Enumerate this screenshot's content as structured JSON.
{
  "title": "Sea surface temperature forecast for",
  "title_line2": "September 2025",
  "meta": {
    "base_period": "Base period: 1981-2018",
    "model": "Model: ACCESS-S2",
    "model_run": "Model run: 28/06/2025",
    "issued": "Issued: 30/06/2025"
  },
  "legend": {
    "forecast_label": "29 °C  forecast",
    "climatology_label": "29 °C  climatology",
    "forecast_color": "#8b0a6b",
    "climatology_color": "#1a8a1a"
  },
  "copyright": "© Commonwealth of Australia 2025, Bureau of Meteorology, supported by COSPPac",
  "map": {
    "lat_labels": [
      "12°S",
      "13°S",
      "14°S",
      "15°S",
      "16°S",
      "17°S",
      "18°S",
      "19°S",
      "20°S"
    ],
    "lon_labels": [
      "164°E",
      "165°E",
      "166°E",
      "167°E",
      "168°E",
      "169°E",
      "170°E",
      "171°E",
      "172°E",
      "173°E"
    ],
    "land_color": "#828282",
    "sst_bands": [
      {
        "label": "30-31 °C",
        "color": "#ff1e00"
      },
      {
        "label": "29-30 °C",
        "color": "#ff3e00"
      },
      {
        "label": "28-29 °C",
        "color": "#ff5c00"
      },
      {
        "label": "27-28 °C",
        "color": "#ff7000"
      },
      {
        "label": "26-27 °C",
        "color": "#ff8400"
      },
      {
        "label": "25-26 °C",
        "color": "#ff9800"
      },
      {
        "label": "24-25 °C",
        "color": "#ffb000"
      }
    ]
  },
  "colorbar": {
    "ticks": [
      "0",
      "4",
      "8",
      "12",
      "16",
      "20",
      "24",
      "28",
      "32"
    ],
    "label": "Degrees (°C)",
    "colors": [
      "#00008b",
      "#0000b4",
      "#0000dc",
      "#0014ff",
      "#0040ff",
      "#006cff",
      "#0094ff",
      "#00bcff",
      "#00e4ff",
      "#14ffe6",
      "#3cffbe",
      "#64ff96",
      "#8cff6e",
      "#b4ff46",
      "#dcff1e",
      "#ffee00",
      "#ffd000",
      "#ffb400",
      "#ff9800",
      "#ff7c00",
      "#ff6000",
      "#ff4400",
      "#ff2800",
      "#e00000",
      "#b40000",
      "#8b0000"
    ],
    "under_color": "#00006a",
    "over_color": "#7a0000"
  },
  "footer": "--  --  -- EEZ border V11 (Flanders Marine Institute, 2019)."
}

## Short problem
Print the whole listing exactly as it is.

## Exercise response
Enumerate this screenshot's content as structured JSON.
{
  "title": "Sea surface temperature forecast for",
  "title_line2": "September 2025",
  "meta": {
    "base_period": "Base period: 1981-2018",
    "model": "Model: ACCESS-S2",
    "model_run": "Model run: 28/06/2025",
    "issued": "Issued: 30/06/2025"
  },
  "legend": {
    "forecast_label": "29 °C  forecast",
    "climatology_label": "29 °C  climatology",
    "forecast_color": "#8b0a6b",
    "climatology_color": "#1a8a1a"
  },
  "copyright": "© Commonwealth of Australia 2025, Bureau of Meteorology, supported by COSPPac",
  "map": {
    "lat_labels": [
      "12°S",
      "13°S",
      "14°S",
      "15°S",
      "16°S",
      "17°S",
      "18°S",
      "19°S",
      "20°S"
    ],
    "lon_labels": [
      "164°E",
      "165°E",
      "166°E",
      "167°E",
      "168°E",
      "169°E",
      "170°E",
      "171°E",
      "172°E",
      "173°E"
    ],
    "land_color": "#828282",
    "sst_bands": [
      {
        "label": "30-31 °C",
        "color": "#ff1e00"
      },
      {
        "label": "29-30 °C",
        "color": "#ff3e00"
      },
      {
        "label": "28-29 °C",
        "color": "#ff5c00"
      },
      {
        "label": "27-28 °C",
        "color": "#ff7000"
      },
      {
        "label": "26-27 °C",
        "color": "#ff8400"
      },
      {
        "label": "25-26 °C",
        "color": "#ff9800"
      },
      {
        "label": "24-25 °C",
        "color": "#ffb000"
      }
    ]
  },
  "colorbar": {
    "ticks": [
      "0",
      "4",
      "8",
      "12",
      "16",
      "20",
      "24",
      "28",
      "32"
    ],
    "label": "Degrees (°C)",
    "colors": [
      "#00008b",
      "#0000b4",
      "#0000dc",
      "#0014ff",
      "#0040ff",
      "#006cff",
      "#0094ff",
      "#00bcff",
      "#00e4ff",
      "#14ffe6",
      "#3cffbe",
      "#64ff96",
      "#8cff6e",
      "#b4ff46",
      "#dcff1e",
      "#ffee00",
      "#ffd000",
      "#ffb400",
      "#ff9800",
      "#ff7c00",
      "#ff6000",
      "#ff4400",
      "#ff2800",
      "#e00000",
      "#b40000",
      "#8b0000"
    ],
    "under_color": "#00006a",
    "over_color": "#7a0000"
  },
  "footer": "--  --  -- EEZ border V11 (Flanders Marine Institute, 2019)."
}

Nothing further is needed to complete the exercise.